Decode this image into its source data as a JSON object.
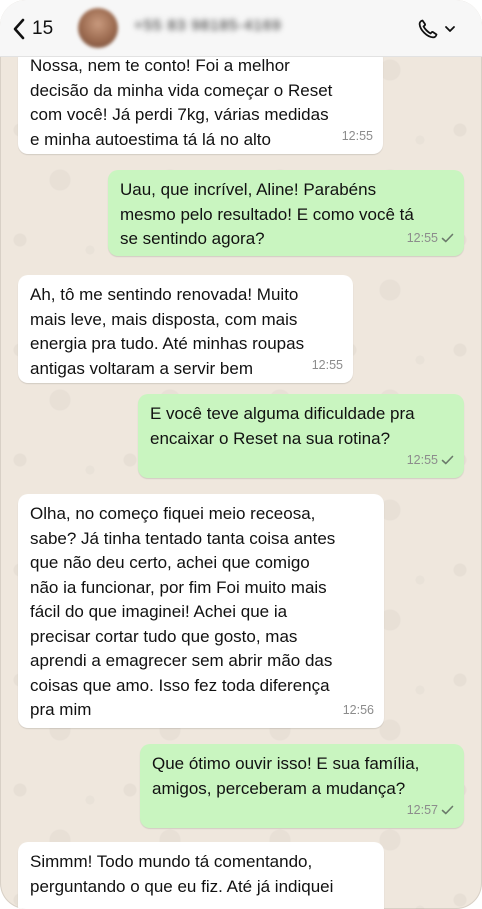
{
  "header": {
    "back_count": "15",
    "contact_name": "+55 83 98185-4169"
  },
  "messages": [
    {
      "text": "Nossa, nem te conto! Foi a melhor\ndecisão da minha vida começar o Reset\ncom você! Já perdi 7kg, várias medidas\ne minha autoestima tá lá no alto",
      "time": "12:55",
      "direction": "incoming"
    },
    {
      "text": "Uau, que incrível, Aline! Parabéns\nmesmo pelo resultado! E como você tá\nse sentindo agora?",
      "time": "12:55",
      "direction": "outgoing"
    },
    {
      "text": "Ah, tô me sentindo renovada! Muito\nmais leve, mais disposta, com mais\nenergia pra tudo. Até minhas roupas\nantigas voltaram a servir bem",
      "time": "12:55",
      "direction": "incoming"
    },
    {
      "text": "E você teve alguma dificuldade pra\nencaixar o Reset na sua rotina?",
      "time": "12:55",
      "direction": "outgoing"
    },
    {
      "text": "Olha, no começo fiquei meio receosa,\nsabe? Já tinha tentado tanta coisa antes\nque não deu certo, achei que comigo\nnão ia funcionar, por fim  Foi muito mais\nfácil do que imaginei! Achei que ia\nprecisar cortar tudo que gosto, mas\naprendi a emagrecer sem abrir mão das\ncoisas que amo. Isso fez toda diferença\npra mim",
      "time": "12:56",
      "direction": "incoming"
    },
    {
      "text": "Que ótimo ouvir isso! E sua família,\namigos, perceberam a mudança?",
      "time": "12:57",
      "direction": "outgoing"
    },
    {
      "text": "Simmm! Todo mundo tá comentando,\nperguntando o que eu fiz. Até já indiquei",
      "time": "",
      "direction": "incoming"
    }
  ]
}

_Problem requirements_.
Without the pictures, return all the records precisely as they stand.

_Full output_.
Decode this image into its source data as a JSON object.
{
  "header": {
    "back_count": "15",
    "contact_name": "+55 83 98185-4169"
  },
  "messages": [
    {
      "text": "Nossa, nem te conto! Foi a melhor\ndecisão da minha vida começar o Reset\ncom você! Já perdi 7kg, várias medidas\ne minha autoestima tá lá no alto",
      "time": "12:55",
      "direction": "incoming"
    },
    {
      "text": "Uau, que incrível, Aline! Parabéns\nmesmo pelo resultado! E como você tá\nse sentindo agora?",
      "time": "12:55",
      "direction": "outgoing"
    },
    {
      "text": "Ah, tô me sentindo renovada! Muito\nmais leve, mais disposta, com mais\nenergia pra tudo. Até minhas roupas\nantigas voltaram a servir bem",
      "time": "12:55",
      "direction": "incoming"
    },
    {
      "text": "E você teve alguma dificuldade pra\nencaixar o Reset na sua rotina?",
      "time": "12:55",
      "direction": "outgoing"
    },
    {
      "text": "Olha, no começo fiquei meio receosa,\nsabe? Já tinha tentado tanta coisa antes\nque não deu certo, achei que comigo\nnão ia funcionar, por fim  Foi muito mais\nfácil do que imaginei! Achei que ia\nprecisar cortar tudo que gosto, mas\naprendi a emagrecer sem abrir mão das\ncoisas que amo. Isso fez toda diferença\npra mim",
      "time": "12:56",
      "direction": "incoming"
    },
    {
      "text": "Que ótimo ouvir isso! E sua família,\namigos, perceberam a mudança?",
      "time": "12:57",
      "direction": "outgoing"
    },
    {
      "text": "Simmm! Todo mundo tá comentando,\nperguntando o que eu fiz. Até já indiquei",
      "time": "",
      "direction": "incoming"
    }
  ]
}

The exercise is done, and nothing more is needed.